INFORMATION GIVEN.
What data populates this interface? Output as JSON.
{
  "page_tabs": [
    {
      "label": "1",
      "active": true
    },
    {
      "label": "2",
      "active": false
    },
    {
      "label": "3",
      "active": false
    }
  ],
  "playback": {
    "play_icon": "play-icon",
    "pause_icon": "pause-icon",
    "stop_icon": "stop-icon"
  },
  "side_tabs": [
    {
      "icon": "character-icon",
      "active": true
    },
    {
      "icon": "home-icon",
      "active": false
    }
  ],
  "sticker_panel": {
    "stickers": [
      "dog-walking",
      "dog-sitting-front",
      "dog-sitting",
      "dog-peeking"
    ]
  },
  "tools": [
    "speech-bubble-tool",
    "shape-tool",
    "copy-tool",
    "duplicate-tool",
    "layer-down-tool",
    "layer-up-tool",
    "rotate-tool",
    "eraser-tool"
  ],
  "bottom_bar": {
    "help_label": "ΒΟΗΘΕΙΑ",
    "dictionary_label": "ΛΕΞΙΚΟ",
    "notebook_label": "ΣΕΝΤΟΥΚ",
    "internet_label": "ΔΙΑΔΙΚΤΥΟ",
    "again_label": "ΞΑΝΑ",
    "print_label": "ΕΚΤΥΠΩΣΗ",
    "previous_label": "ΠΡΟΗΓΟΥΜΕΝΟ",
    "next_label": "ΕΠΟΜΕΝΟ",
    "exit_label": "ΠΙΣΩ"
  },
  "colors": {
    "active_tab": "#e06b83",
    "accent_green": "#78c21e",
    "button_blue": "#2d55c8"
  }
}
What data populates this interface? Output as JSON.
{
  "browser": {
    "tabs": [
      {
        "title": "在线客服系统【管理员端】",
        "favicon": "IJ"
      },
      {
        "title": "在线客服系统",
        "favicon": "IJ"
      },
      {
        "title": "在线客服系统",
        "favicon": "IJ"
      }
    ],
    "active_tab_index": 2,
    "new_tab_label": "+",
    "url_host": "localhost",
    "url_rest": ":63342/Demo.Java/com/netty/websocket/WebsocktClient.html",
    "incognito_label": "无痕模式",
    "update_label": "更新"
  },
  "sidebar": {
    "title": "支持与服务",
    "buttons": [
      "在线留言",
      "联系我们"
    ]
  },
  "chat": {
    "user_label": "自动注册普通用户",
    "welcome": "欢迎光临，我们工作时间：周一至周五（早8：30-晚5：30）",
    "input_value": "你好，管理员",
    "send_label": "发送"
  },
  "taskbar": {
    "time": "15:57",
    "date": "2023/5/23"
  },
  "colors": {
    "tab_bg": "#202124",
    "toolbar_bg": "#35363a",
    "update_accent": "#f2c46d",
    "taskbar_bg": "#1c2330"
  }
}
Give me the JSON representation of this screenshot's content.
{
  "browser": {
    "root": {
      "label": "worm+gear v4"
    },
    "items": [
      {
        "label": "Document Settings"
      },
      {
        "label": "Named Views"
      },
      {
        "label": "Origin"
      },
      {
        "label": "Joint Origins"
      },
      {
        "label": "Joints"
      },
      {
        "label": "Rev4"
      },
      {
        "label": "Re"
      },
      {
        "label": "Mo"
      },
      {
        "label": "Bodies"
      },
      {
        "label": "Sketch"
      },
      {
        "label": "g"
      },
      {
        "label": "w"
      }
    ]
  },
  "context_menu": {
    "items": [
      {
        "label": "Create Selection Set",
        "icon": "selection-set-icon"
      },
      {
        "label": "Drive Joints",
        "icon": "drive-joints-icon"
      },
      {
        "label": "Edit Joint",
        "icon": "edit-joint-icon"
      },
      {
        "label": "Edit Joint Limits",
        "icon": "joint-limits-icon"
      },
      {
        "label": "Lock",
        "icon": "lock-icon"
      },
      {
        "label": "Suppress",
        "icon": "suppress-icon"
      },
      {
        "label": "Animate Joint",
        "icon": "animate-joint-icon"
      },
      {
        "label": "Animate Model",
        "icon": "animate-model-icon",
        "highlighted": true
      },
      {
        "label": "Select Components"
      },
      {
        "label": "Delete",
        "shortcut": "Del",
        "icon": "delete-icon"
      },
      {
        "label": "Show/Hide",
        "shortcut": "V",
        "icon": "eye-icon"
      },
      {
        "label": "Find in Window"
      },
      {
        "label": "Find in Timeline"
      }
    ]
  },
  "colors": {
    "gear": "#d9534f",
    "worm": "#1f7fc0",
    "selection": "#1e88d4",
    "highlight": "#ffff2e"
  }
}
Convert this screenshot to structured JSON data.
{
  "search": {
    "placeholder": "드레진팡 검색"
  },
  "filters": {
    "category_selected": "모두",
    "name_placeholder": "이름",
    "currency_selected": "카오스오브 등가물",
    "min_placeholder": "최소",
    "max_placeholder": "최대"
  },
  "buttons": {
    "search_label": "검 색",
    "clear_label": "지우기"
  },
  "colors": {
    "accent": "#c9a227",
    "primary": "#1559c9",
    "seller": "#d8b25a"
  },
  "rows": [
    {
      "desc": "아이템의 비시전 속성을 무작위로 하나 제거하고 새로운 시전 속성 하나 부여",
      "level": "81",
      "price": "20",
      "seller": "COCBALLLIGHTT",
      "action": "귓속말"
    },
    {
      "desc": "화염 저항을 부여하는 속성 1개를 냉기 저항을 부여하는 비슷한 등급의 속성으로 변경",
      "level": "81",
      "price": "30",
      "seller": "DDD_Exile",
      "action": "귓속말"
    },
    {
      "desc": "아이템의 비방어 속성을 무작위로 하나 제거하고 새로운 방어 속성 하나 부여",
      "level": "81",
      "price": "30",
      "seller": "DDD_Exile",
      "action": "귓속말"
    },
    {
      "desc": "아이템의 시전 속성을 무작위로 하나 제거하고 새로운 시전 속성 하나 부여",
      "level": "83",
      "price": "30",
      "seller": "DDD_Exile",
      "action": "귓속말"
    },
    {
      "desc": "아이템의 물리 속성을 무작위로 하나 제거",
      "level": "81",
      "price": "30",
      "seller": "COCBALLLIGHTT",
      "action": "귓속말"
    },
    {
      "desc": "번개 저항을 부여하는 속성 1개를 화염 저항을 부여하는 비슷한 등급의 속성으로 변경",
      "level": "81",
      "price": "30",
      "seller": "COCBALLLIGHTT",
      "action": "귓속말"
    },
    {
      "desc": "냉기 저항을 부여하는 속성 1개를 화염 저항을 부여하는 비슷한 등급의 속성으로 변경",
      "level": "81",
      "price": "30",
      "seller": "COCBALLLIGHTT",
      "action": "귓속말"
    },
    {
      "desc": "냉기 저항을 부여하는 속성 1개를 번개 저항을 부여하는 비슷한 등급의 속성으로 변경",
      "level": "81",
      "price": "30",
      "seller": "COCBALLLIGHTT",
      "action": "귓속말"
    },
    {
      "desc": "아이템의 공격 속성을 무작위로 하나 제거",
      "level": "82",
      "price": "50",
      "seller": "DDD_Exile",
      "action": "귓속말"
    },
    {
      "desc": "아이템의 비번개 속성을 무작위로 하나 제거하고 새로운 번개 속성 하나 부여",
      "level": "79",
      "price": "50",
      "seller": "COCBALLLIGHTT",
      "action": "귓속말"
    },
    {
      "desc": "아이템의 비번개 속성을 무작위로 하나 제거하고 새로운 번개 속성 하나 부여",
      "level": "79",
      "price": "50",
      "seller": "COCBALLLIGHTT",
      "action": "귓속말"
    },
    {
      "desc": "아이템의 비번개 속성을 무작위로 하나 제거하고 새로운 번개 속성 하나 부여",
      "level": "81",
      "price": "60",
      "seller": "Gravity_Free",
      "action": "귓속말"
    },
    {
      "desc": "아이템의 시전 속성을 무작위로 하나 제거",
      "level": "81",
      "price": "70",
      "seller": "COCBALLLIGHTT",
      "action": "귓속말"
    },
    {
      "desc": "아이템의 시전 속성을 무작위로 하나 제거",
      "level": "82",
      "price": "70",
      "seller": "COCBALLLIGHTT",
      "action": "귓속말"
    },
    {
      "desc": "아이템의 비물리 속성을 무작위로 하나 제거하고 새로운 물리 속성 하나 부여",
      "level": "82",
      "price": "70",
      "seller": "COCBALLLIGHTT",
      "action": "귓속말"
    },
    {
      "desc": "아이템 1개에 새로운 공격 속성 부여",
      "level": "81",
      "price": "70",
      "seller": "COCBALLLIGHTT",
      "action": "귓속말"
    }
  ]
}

REQUEST. Identify how many lines in the entries above contain the word "제거하고" and provide only that figure.

FINAL ANSWER. 7